What the exercise asks: Convert the records from the line with "x-tick-label: 10³ bbox=[473, 620, 502, 642]" up to and including the line with "List all visible" into a numbered list, leaving out any blank lines.

Data for this task:
┌────────

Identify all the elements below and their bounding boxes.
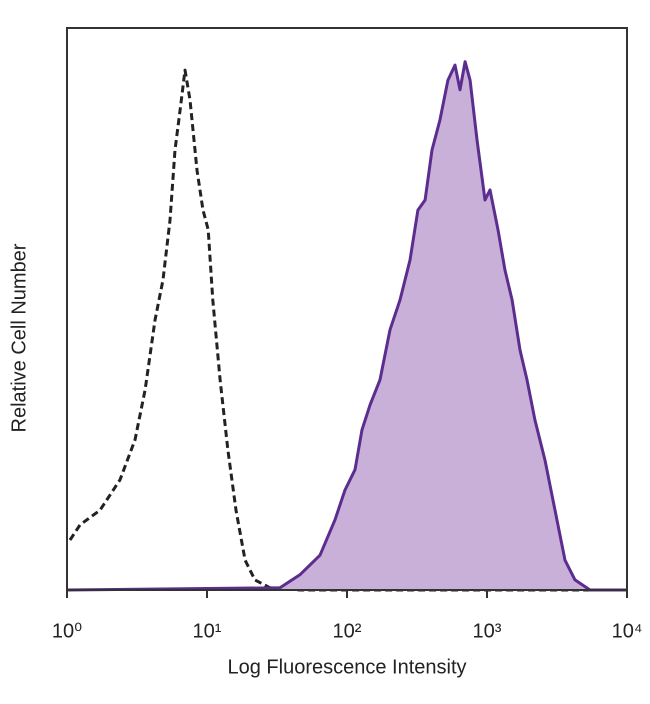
x-tick-label: 10³ bbox=[473, 620, 502, 642]
x-tick-label: 10² bbox=[333, 620, 362, 642]
y-axis-label: Relative Cell Number bbox=[8, 243, 30, 432]
histogram-line bbox=[68, 68, 627, 592]
x-tick-label: 10⁴ bbox=[612, 620, 643, 642]
x-axis-label: Log Fluorescence Intensity bbox=[227, 656, 466, 678]
histogram-fill bbox=[67, 61, 627, 590]
x-tick-label: 10⁰ bbox=[52, 620, 82, 642]
x-tick-label: 10¹ bbox=[193, 620, 222, 642]
histogram-line bbox=[66, 60, 627, 592]
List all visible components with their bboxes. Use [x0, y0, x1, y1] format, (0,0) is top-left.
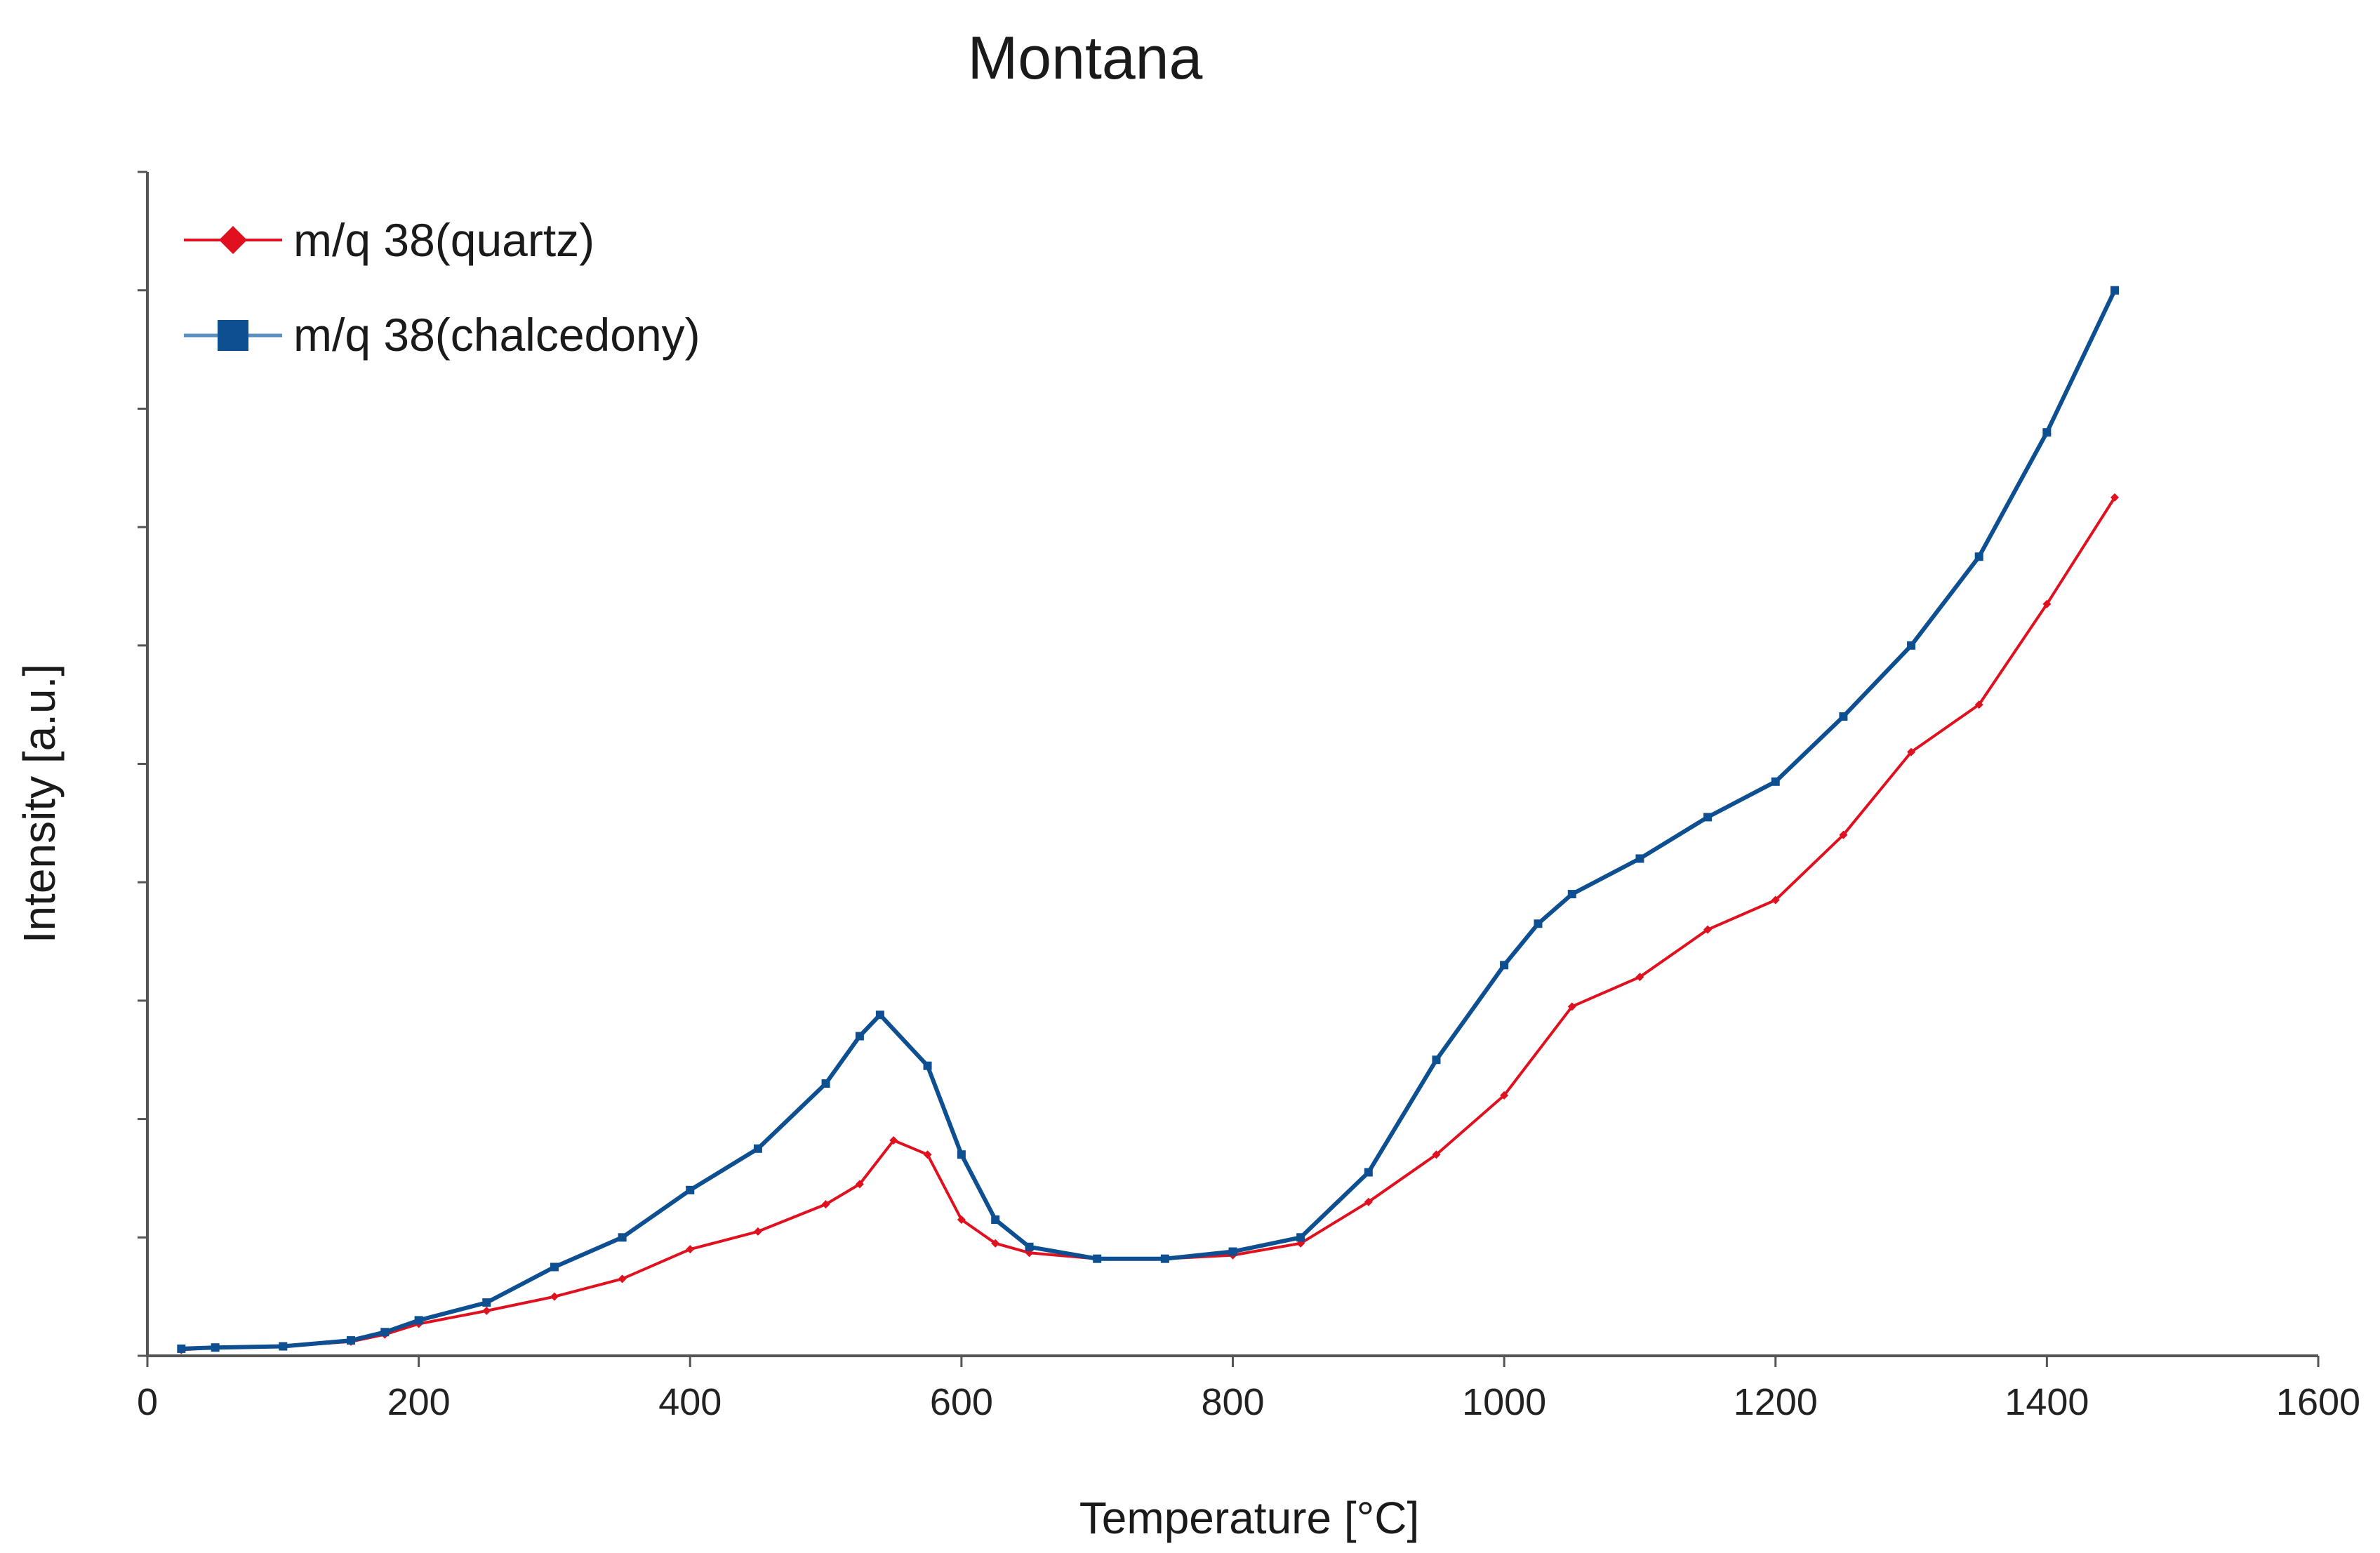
- data-point: [1635, 973, 1644, 982]
- data-point: [2110, 493, 2120, 502]
- data-point: [1500, 1091, 1509, 1100]
- x-tick-label: 1200: [1734, 1381, 1818, 1423]
- data-point: [177, 1344, 186, 1353]
- data-point: [686, 1185, 695, 1194]
- series-line: [181, 496, 2116, 1352]
- y-axis-label: Intensity [a.u.]: [14, 664, 65, 943]
- chart-title: Montana: [968, 25, 1203, 92]
- legend-diamond-icon: [219, 226, 247, 254]
- series-quartz: [177, 493, 2120, 1354]
- data-point: [753, 1144, 762, 1153]
- data-point: [1364, 1168, 1373, 1177]
- x-axis-label: Temperature [°C]: [1079, 1493, 1419, 1543]
- data-point: [1974, 700, 1983, 709]
- data-point: [1703, 813, 1713, 822]
- data-point: [1771, 895, 1780, 905]
- data-point: [1093, 1254, 1102, 1263]
- data-point: [957, 1215, 966, 1224]
- legend-item-chalcedony: m/q 38(chalcedony): [184, 309, 700, 361]
- data-point: [923, 1061, 932, 1070]
- data-point: [1974, 552, 1983, 561]
- x-tick-label: 200: [387, 1381, 451, 1423]
- data-point: [279, 1342, 288, 1351]
- data-point: [1228, 1247, 1237, 1256]
- data-point: [1771, 777, 1780, 786]
- data-point: [1432, 1150, 1441, 1159]
- data-point: [821, 1079, 830, 1088]
- data-point: [2110, 286, 2120, 295]
- data-point: [821, 1200, 830, 1209]
- data-point: [875, 1011, 884, 1020]
- legend-item-quartz: m/q 38(quartz): [184, 214, 594, 266]
- x-tick-label: 1600: [2276, 1381, 2360, 1423]
- data-point: [550, 1292, 559, 1301]
- data-point: [211, 1343, 220, 1352]
- x-tick-label: 400: [658, 1381, 722, 1423]
- series-line: [181, 289, 2117, 1351]
- data-point: [855, 1032, 864, 1041]
- data-point: [686, 1245, 695, 1254]
- legend-label-quartz: m/q 38(quartz): [293, 214, 594, 266]
- data-point: [414, 1316, 423, 1325]
- data-point: [482, 1306, 491, 1315]
- series-chalcedony: [177, 286, 2120, 1353]
- data-point: [2042, 599, 2052, 608]
- data-point: [991, 1215, 1000, 1224]
- x-tick-label: 600: [930, 1381, 993, 1423]
- data-point: [1160, 1254, 1169, 1263]
- legend-square-icon: [218, 320, 248, 351]
- data-point: [482, 1298, 491, 1307]
- data-point: [1839, 830, 1848, 839]
- data-point: [1296, 1233, 1305, 1242]
- x-ticks: 0 200 400 600 800 1000 1200 1400 1600: [137, 1356, 2360, 1423]
- x-tick-label: 800: [1201, 1381, 1264, 1423]
- data-point: [957, 1150, 966, 1159]
- series-layer: [177, 286, 2120, 1354]
- data-point: [380, 1328, 390, 1337]
- data-point: [855, 1180, 864, 1189]
- data-point: [753, 1227, 762, 1236]
- x-tick-label: 1400: [2005, 1381, 2089, 1423]
- data-point: [1567, 890, 1576, 899]
- data-point: [1907, 641, 1916, 650]
- data-point: [1907, 747, 1916, 756]
- data-point: [1703, 925, 1713, 934]
- data-point: [2042, 428, 2052, 437]
- data-point: [1364, 1197, 1373, 1206]
- data-point: [991, 1239, 1000, 1248]
- data-point: [1567, 1002, 1576, 1011]
- legend: m/q 38(quartz) m/q 38(chalcedony): [184, 214, 700, 361]
- data-point: [1635, 854, 1644, 863]
- data-point: [923, 1150, 932, 1159]
- x-tick-label: 1000: [1462, 1381, 1546, 1423]
- x-tick-label: 0: [137, 1381, 158, 1423]
- data-point: [1500, 961, 1509, 970]
- data-point: [346, 1336, 355, 1345]
- data-point: [889, 1135, 898, 1145]
- data-point: [1839, 712, 1848, 721]
- data-point: [618, 1233, 627, 1242]
- data-point: [1025, 1242, 1034, 1251]
- data-point: [618, 1274, 627, 1284]
- data-point: [1534, 919, 1543, 928]
- legend-label-chalcedony: m/q 38(chalcedony): [293, 309, 700, 361]
- data-point: [1432, 1055, 1441, 1065]
- y-ticks: [138, 171, 147, 1357]
- data-point: [550, 1262, 559, 1272]
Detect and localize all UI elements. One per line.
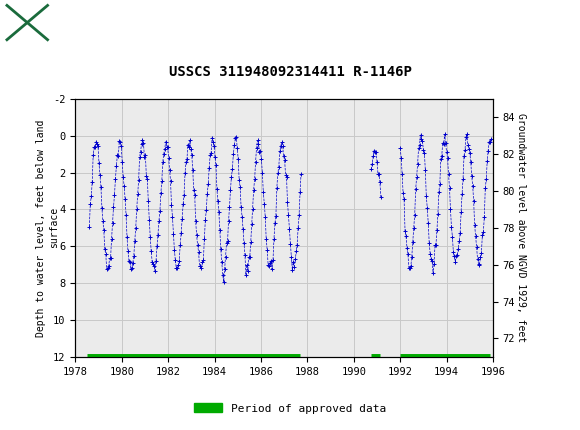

└────────

Task solution:
1. x-tick-label: 10³ bbox=[473, 620, 502, 642]
2. x-tick-label: 10² bbox=[333, 620, 362, 642]
3. y-axis-label: Relative Cell Number bbox=[8, 243, 30, 432]
4. histogram-line bbox=[68, 68, 627, 592]
5. x-tick-label: 10⁴ bbox=[612, 620, 643, 642]
6. x-axis-label: Log Fluorescence Intensity bbox=[227, 656, 466, 678]
7. histogram-fill bbox=[67, 61, 627, 590]
8. x-tick-label: 10⁰ bbox=[52, 620, 82, 642]
9. x-tick-label: 10¹ bbox=[193, 620, 222, 642]
10. histogram-line bbox=[66, 60, 627, 592]
11. List all visible components with their bboxes. Use [x0, y0, x1, y1] format, (0,0) is top-left.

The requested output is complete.